# Start of GIVEN TEXT

# TECHNACOLOR (velvet e/s) SWATCHES



## theleopardcake (Jul 27, 2006)

(L-R) B-Rich, Jeweltone, Pompous blue, Zeal, Lightshade, Peppier, Slip Pink, Full Flame, and Blue Edge

sorry the lighting is so crappy =( 
and the glitter all brushed off by the time i took this picture but i hope this helps. the collection is GORGEOUS

so are the plushglasses OMG.


----------



## Classic Beauty (Jul 27, 2006)

Thanks!  They are very pretty.  Too bad I dont know know how to work with velvets.


----------



## glittergoddess27 (Jul 27, 2006)

Peppier and Full Flame,.. you will be mine,.. oh yes,.. you will be mine!!!


----------



## petalpusher (Jul 27, 2006)

Oh dear...I want all of them!


----------



## LadyLaundale (Jul 27, 2006)

Oh dear!  I want all of them, except Slip Pink (already have that one).  Love those colors.  Not crazy about them being velvets, but that's what Paints are for.


----------



## PrettyKitty (Jul 27, 2006)

Glitters? *sigh* I might buy Peppier, but that's it!

# End of GIVEN TEXT
# Start of RECORD EXCERPTS

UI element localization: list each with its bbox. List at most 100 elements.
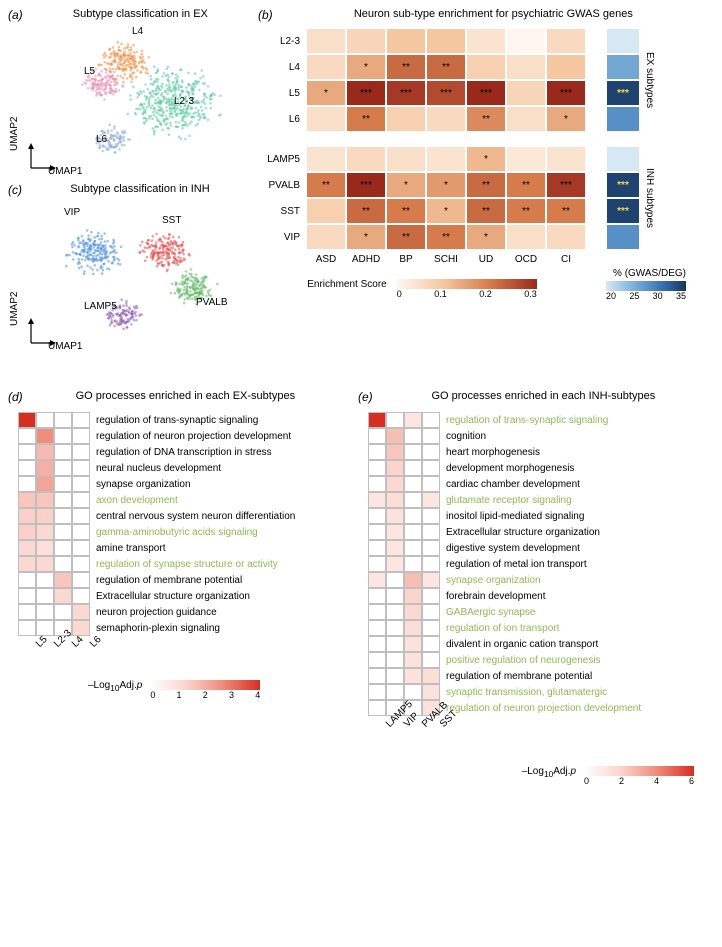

# End of RECORD EXCERPTS
# Start of RECORD EXCERPTS

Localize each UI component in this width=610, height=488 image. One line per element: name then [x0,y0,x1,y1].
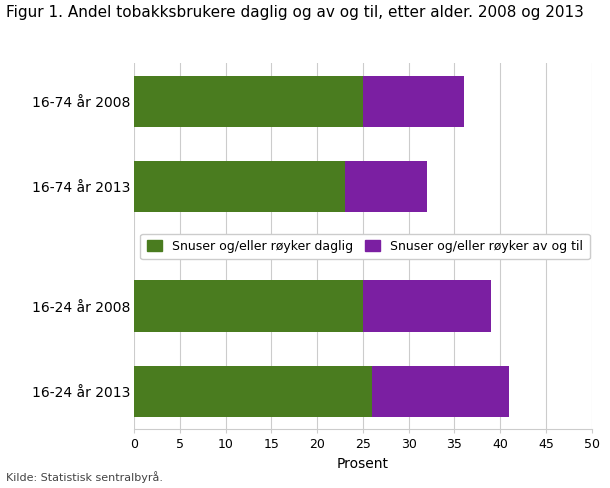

# End of RECORD EXCERPTS

--- SHORT EXERCISE 1 ---
Please copy the eyeshadow swatch thread word for word, everything from "Oh dear...I want" down to "Paints are for.".
--- SHORT EXERCISE 2 ---
Name every user who posted in the eyeshadow swatch thread, in the order the posts appear.
--- SHORT EXERCISE 3 ---
Write the next part of the eyeshadow swatch thread, picking up after its final post.

--- TASK ANSWER 1 ---
Oh dear...I want all of them!


----------



## LadyLaundale (Jul 27, 2006)

Oh dear!  I want all of them, except Slip Pink (already have that one).  Love those colors.  Not crazy about them being velvets, but that's what Paints are for.

--- TASK ANSWER 2 ---
theleopardcake
Classic Beauty
glittergoddess27
petalpusher
LadyLaundale
PrettyKitty

--- TASK ANSWER 3 ---
----------



## BlahWah (Jul 27, 2006)

Crap-oh-la, those are pretty!  Grrr... Avant msf or 2 of these... yeesh!


----------



## AudreyNicole (Jul 27, 2006)

WOW!  Wish I could get them all, but my list is as follows:
Peppier
Full Flame
Pompous Blue (maybe)
Blue Edge (maybe)

They are all amazing!


----------



## Shimmer (Jul 27, 2006)

peppier 
full flame 
pompous blue

MINE.


----------



## a914butterfly (Jul 27, 2006)

is pompous blue close to parrot??


----------



## theleopardcake (Jul 27, 2006)

Quote:

   Originally Posted by *a914butterfly* 
_is pompous blue close to parrot??_

 
I'm not exactly sure because I don't own parrot, but I've heard other MAs say that they were completely different. I'd say that the texture contributes to their differences as well.


----------



## pumpkincat210 (Jul 27, 2006)

aww man! now i want more than i had originally wanted..


----------



## Lady_MAC (Jul 27, 2006)

Quote:

   Originally Posted by *pumpkincat210* 
_aww man! now i want more than i had originally wanted.._

 
Same here, because I wanted none of them before. I think I'll get three or four.


----------



## aziajs (Jul 27, 2006)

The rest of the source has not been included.